Say how many lines contain "ingressos", using only the number.

» **DATA SECTION**
____

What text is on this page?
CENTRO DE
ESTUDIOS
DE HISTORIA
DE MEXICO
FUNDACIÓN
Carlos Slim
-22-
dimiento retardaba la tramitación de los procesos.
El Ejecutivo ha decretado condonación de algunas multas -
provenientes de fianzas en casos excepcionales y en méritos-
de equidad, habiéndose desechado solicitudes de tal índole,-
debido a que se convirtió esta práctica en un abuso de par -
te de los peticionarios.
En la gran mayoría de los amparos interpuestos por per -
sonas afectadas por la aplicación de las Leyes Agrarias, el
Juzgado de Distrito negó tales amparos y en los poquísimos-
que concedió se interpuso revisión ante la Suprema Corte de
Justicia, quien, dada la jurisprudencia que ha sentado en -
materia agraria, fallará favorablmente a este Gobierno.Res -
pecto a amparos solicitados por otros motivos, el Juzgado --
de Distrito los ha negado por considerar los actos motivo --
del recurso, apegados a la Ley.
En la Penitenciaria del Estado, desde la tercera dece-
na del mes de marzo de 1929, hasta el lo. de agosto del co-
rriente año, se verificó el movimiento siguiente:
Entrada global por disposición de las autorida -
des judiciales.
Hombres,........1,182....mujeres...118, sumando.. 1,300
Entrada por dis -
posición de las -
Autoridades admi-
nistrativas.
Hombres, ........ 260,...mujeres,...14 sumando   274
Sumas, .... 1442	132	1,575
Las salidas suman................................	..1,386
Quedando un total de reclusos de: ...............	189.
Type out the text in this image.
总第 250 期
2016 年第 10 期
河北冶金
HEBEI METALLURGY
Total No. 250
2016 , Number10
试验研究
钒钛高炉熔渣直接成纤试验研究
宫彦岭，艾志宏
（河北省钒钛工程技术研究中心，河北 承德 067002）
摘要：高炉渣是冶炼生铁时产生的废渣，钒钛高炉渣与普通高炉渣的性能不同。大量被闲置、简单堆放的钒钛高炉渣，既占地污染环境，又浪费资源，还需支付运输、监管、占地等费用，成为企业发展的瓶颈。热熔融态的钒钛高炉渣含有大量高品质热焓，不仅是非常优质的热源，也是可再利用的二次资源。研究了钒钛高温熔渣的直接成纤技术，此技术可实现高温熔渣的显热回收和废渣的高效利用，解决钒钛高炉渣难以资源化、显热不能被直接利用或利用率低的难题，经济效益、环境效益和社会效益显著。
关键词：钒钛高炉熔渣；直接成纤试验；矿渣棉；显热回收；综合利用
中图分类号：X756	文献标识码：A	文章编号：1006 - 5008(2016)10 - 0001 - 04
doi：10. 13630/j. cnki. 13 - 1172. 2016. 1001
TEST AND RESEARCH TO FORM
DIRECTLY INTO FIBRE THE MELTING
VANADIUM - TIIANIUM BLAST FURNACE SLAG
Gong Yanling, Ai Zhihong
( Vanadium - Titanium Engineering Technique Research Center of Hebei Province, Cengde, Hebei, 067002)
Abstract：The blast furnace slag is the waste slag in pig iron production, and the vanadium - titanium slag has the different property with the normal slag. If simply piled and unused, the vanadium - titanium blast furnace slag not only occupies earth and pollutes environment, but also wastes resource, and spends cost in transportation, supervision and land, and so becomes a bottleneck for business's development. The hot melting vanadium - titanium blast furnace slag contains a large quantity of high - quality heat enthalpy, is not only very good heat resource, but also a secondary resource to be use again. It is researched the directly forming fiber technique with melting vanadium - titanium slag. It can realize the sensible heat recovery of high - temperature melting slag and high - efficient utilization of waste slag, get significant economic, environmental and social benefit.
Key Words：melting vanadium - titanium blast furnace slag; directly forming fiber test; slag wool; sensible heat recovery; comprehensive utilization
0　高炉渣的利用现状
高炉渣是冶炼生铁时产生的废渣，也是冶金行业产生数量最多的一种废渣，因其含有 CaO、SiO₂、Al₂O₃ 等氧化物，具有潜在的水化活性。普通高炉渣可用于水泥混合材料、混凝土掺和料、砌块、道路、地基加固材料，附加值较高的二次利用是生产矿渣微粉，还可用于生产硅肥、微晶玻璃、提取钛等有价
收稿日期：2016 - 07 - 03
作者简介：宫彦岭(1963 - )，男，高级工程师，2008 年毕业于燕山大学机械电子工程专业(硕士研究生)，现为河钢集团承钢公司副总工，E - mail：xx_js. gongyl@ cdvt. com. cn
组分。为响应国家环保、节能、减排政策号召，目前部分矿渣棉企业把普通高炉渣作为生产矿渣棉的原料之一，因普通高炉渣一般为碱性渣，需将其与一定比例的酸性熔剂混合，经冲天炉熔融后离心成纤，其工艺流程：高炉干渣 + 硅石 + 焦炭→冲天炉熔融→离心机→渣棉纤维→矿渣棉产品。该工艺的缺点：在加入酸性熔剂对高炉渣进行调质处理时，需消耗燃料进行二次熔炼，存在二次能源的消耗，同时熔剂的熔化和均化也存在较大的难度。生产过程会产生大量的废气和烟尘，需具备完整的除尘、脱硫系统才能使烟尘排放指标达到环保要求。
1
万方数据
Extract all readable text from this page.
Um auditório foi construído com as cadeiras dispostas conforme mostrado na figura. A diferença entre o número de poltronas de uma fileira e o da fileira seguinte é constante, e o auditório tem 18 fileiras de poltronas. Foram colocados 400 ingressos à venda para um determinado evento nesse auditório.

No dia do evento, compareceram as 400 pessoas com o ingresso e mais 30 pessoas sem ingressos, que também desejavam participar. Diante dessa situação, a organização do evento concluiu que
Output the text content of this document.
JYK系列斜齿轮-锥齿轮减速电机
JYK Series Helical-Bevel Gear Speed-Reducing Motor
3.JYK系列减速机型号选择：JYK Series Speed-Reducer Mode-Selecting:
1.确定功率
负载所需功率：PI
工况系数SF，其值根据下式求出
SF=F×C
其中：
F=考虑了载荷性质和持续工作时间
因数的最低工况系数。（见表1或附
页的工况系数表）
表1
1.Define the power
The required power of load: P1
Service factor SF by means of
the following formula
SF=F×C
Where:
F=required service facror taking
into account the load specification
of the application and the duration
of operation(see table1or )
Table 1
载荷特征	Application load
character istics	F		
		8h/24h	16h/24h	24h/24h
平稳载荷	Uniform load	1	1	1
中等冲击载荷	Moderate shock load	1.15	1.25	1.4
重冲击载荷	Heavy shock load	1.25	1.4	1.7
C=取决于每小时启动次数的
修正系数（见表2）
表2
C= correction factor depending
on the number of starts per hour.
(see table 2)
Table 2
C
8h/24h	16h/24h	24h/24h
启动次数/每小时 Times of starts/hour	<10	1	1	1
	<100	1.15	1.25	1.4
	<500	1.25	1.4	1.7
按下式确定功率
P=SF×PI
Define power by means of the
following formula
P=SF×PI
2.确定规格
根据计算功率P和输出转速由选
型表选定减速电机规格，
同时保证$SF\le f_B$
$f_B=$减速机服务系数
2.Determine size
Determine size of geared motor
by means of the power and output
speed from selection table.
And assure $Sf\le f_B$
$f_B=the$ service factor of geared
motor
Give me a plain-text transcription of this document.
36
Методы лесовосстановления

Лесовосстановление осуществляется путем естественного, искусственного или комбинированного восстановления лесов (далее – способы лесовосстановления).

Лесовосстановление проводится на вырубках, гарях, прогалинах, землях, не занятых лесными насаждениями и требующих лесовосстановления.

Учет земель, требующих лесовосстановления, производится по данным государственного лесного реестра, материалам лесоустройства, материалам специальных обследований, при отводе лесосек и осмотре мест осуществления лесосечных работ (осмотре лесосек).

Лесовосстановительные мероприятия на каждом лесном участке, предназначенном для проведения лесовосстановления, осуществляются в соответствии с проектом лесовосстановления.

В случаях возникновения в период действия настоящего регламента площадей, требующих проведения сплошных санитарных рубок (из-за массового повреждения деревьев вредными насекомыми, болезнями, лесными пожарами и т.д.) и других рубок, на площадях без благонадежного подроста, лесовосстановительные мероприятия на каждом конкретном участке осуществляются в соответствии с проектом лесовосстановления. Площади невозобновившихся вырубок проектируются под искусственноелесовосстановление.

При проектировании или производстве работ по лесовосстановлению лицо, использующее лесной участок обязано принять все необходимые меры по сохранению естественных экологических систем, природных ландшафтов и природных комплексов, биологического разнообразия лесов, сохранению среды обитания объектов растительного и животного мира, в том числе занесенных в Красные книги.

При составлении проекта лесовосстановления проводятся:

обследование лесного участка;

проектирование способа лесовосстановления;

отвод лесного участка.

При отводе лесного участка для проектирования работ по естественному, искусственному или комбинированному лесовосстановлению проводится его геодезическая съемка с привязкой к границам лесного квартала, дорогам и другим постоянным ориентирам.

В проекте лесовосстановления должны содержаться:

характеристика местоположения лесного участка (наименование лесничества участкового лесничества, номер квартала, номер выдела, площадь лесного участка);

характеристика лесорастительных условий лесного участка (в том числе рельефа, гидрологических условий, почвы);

____

» **THE ANSWER**
2